Exercise:
Go through the material below and copy each line where the word "francesa" appears.

The records:
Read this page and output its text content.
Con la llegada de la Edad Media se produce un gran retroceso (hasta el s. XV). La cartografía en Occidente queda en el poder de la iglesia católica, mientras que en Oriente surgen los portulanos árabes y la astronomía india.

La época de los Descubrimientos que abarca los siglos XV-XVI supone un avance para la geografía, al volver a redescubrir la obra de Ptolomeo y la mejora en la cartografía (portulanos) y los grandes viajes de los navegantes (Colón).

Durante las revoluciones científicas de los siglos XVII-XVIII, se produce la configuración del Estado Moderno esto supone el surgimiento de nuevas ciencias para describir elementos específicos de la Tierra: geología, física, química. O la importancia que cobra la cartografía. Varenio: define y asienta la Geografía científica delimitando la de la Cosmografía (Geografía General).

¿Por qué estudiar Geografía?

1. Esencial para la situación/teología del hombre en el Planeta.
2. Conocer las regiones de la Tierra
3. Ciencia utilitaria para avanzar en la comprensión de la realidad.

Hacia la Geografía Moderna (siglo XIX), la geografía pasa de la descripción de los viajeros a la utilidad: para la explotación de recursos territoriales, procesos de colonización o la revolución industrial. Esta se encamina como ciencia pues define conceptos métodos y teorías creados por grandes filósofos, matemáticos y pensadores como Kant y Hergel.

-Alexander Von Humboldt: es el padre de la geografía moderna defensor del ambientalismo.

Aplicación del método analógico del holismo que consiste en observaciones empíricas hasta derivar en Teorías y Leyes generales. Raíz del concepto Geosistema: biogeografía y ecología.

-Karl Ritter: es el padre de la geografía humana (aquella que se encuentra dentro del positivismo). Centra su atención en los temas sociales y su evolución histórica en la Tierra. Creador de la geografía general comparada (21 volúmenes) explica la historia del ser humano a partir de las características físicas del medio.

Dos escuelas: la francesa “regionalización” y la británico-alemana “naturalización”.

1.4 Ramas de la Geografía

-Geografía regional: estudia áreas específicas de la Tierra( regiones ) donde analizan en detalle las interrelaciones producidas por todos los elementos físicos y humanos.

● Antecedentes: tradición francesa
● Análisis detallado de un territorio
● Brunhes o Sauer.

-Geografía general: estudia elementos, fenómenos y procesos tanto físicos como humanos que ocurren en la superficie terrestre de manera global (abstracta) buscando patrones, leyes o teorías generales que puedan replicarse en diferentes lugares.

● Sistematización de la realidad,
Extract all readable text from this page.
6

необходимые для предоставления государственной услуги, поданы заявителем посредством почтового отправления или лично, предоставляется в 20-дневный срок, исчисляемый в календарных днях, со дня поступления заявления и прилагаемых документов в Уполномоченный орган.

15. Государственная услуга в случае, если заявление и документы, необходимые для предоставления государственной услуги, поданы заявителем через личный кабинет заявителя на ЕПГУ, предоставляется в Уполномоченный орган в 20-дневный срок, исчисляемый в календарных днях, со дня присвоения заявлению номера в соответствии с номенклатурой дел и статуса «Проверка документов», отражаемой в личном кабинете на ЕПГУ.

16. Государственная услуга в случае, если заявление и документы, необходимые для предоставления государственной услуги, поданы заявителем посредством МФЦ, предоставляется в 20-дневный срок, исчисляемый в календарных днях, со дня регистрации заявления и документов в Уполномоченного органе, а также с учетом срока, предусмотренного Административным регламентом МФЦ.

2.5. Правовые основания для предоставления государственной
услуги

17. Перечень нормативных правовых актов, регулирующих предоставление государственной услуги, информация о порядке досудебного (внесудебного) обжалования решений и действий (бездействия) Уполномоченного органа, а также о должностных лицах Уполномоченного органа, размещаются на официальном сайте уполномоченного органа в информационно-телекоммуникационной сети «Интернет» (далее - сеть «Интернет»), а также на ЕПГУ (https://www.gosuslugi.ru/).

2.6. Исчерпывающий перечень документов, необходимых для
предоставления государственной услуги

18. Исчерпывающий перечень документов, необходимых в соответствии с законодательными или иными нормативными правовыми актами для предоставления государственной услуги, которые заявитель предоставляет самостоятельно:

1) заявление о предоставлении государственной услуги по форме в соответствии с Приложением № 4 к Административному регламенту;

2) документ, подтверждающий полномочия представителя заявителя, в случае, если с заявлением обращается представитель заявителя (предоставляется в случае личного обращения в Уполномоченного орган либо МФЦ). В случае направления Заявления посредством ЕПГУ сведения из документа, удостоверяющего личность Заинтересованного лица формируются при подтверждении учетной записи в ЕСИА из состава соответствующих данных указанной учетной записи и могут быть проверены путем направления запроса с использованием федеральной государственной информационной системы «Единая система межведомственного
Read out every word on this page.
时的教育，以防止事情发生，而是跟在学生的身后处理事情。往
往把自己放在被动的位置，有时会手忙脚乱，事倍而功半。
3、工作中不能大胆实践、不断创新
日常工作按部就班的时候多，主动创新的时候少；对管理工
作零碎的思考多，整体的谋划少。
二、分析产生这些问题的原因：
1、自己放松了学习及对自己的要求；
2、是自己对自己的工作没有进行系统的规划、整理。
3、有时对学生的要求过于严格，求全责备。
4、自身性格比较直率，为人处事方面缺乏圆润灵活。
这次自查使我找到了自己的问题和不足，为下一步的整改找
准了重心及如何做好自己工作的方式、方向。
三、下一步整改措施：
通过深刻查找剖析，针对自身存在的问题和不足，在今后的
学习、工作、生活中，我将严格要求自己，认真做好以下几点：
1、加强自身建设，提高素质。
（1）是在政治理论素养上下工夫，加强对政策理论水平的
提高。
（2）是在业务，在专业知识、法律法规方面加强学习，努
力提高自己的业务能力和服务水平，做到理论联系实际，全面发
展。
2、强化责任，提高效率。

Answer to the task:
Dos escuelas: la francesa “regionalización” y la británico-alemana “naturalización”.
● Antecedentes: tradición francesa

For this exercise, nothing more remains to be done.